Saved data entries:
########################################

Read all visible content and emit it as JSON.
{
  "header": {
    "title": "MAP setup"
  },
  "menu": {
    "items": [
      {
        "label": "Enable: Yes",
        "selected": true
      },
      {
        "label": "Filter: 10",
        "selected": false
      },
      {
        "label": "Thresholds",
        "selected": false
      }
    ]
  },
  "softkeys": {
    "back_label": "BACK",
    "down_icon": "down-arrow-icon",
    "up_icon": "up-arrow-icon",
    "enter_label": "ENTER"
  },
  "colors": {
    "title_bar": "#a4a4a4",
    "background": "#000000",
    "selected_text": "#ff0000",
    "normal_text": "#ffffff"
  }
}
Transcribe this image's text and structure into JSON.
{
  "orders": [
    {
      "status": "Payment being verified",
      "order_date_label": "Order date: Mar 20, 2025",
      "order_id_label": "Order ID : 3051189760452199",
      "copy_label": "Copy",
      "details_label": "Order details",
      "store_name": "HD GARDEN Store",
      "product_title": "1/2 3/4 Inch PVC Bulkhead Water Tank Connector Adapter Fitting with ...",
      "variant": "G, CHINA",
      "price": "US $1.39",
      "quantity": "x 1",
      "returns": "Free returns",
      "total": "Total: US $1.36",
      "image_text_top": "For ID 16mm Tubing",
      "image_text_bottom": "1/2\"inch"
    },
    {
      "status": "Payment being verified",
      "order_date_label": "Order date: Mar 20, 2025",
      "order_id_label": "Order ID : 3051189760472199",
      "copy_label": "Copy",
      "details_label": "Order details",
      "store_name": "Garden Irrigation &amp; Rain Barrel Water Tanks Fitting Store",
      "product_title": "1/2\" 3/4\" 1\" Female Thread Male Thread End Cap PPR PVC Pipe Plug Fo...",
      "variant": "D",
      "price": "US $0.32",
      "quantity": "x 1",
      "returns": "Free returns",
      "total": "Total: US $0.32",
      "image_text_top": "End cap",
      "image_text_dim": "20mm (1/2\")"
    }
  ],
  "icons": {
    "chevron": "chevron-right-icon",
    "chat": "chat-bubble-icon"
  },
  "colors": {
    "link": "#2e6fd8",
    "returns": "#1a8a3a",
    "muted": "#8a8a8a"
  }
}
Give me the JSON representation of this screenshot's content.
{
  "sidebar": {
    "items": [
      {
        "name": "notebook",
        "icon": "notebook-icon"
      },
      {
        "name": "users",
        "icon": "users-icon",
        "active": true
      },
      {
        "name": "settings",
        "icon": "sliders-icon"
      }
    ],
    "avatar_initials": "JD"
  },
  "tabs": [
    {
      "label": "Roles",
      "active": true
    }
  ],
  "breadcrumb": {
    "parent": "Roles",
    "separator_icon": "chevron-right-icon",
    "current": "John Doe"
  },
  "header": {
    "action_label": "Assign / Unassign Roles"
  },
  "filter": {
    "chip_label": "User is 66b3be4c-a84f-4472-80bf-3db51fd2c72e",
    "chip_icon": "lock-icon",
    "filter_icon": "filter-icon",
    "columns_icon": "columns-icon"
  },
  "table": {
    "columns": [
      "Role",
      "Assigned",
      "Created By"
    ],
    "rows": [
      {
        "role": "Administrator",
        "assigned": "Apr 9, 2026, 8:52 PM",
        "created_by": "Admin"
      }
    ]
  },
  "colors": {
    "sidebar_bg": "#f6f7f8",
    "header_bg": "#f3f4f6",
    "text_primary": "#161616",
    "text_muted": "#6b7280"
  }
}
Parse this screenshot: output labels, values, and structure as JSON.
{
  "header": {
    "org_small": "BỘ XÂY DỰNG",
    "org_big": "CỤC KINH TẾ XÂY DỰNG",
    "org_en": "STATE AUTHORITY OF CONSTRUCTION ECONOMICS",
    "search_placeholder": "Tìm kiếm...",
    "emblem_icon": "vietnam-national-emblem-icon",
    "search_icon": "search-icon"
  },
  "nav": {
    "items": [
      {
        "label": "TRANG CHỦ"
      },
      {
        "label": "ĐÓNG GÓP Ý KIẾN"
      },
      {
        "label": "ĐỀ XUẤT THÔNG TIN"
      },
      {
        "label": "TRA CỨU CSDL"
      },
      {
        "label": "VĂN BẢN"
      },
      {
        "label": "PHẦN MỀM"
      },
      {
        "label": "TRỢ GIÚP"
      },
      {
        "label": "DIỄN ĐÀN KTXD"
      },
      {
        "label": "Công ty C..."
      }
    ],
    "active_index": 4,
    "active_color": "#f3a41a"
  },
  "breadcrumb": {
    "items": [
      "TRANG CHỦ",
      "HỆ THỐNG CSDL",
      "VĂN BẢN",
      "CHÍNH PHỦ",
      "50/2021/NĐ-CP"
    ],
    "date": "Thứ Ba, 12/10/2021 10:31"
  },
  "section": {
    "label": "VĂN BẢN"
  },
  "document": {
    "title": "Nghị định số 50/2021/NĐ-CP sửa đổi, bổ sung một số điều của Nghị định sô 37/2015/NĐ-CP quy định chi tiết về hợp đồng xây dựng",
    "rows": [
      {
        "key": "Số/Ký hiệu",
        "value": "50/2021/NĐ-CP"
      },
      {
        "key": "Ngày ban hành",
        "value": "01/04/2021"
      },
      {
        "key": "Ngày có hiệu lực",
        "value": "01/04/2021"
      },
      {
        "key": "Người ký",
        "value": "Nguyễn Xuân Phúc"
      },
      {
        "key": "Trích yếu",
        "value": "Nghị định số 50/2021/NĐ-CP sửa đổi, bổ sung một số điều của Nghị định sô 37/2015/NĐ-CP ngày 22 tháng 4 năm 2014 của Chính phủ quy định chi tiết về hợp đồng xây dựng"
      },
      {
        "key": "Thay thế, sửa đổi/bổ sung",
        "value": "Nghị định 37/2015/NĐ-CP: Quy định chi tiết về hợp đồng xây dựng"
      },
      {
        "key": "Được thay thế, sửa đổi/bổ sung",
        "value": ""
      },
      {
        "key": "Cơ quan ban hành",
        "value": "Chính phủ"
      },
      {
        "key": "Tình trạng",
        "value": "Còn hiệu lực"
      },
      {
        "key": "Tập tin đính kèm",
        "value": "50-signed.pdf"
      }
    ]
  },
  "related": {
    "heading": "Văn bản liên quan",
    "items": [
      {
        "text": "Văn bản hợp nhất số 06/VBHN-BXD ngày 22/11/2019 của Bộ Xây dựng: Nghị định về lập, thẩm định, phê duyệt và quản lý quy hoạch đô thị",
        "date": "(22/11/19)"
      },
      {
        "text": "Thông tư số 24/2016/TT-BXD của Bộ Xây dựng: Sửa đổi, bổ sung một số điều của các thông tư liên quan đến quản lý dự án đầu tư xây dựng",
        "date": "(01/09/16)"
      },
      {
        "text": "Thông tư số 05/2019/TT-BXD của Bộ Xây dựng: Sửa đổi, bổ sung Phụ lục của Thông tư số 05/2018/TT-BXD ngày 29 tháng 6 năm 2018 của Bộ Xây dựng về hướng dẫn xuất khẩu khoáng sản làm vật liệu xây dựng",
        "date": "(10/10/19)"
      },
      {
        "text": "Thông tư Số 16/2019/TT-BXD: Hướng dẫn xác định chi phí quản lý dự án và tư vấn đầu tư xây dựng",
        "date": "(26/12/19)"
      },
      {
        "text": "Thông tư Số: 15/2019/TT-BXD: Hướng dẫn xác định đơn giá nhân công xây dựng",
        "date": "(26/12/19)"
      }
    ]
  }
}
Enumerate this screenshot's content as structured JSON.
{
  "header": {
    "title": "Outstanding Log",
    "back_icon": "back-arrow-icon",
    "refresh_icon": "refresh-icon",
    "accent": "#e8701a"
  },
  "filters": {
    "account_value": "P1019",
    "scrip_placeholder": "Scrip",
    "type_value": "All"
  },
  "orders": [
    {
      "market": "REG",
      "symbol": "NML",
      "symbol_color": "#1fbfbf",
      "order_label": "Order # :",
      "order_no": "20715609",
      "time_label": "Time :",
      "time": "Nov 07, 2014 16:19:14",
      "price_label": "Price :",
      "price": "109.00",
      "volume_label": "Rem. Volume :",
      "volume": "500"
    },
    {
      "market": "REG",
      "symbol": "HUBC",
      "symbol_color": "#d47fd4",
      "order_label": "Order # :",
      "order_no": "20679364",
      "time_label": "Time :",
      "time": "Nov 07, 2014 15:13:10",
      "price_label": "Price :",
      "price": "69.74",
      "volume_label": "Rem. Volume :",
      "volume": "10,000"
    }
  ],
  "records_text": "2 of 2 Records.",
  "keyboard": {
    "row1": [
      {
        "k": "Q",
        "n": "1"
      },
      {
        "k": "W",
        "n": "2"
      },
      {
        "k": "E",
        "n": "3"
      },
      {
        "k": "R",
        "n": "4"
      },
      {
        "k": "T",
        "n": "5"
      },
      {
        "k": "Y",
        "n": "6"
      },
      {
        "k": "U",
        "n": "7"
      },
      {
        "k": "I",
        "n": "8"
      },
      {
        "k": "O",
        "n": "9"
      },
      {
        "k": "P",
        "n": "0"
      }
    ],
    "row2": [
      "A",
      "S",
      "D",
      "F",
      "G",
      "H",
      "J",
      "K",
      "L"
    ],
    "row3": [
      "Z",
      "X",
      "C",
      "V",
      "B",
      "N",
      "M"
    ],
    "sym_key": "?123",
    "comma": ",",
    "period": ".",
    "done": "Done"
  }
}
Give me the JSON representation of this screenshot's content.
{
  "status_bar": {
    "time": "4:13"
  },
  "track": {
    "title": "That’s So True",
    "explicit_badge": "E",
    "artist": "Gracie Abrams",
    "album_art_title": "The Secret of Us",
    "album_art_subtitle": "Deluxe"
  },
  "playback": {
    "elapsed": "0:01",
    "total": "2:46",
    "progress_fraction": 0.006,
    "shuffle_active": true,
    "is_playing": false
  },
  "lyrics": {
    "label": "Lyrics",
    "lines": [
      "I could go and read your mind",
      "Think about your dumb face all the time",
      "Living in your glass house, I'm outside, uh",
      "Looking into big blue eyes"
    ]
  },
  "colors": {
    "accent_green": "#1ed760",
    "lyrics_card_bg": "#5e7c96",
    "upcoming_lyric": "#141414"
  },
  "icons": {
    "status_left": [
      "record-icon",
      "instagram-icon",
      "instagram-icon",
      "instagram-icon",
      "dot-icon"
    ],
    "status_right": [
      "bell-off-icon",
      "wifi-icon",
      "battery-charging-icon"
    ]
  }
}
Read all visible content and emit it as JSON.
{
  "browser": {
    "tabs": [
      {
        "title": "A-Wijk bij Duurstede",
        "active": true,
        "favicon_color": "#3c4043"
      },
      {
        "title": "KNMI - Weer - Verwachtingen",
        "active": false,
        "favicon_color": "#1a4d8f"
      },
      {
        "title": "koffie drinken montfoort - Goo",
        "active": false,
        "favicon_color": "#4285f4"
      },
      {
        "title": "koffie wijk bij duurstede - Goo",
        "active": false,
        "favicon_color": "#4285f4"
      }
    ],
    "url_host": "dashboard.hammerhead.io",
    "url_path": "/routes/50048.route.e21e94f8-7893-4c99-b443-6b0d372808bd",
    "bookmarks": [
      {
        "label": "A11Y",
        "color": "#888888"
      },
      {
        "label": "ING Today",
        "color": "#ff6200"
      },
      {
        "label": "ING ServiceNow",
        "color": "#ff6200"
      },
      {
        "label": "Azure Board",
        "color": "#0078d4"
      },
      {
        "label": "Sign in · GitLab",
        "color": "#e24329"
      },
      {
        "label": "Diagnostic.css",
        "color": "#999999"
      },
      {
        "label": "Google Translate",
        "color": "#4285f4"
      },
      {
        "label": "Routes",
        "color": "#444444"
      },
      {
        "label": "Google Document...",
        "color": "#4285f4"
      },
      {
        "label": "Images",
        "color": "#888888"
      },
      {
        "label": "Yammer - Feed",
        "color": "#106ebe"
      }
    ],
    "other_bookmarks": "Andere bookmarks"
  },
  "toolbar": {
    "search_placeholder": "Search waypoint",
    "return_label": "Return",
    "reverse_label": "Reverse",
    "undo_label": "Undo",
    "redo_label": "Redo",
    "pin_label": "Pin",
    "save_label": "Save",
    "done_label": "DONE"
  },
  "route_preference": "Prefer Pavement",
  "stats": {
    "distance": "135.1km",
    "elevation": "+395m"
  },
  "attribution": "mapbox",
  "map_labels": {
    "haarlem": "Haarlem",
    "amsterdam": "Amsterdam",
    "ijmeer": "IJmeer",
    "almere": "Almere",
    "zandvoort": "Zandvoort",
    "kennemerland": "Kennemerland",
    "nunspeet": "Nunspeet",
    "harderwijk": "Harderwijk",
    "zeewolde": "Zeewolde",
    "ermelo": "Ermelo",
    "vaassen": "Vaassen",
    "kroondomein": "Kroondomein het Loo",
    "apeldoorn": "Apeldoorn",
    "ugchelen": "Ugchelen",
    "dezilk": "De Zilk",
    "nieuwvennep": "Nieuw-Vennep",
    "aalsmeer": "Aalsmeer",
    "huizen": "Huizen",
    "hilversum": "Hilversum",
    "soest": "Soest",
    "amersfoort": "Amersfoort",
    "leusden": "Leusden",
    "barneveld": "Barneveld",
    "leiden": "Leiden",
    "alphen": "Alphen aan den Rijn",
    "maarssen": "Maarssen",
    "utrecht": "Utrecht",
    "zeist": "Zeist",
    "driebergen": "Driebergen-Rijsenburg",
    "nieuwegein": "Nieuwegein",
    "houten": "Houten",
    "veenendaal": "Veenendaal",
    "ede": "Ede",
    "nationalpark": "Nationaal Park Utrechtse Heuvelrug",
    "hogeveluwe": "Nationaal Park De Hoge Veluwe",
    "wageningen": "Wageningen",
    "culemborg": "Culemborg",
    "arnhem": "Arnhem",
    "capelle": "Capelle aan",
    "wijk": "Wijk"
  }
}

########################################

Which lines hold the word "Water"? Return all of them from the records above.

      "product_title": "1/2 3/4 Inch PVC Bulkhead Water Tank Connector Adapter Fitting with ...",
      "store_name": "Garden Irrigation &amp; Rain Barrel Water Tanks Fitting Store",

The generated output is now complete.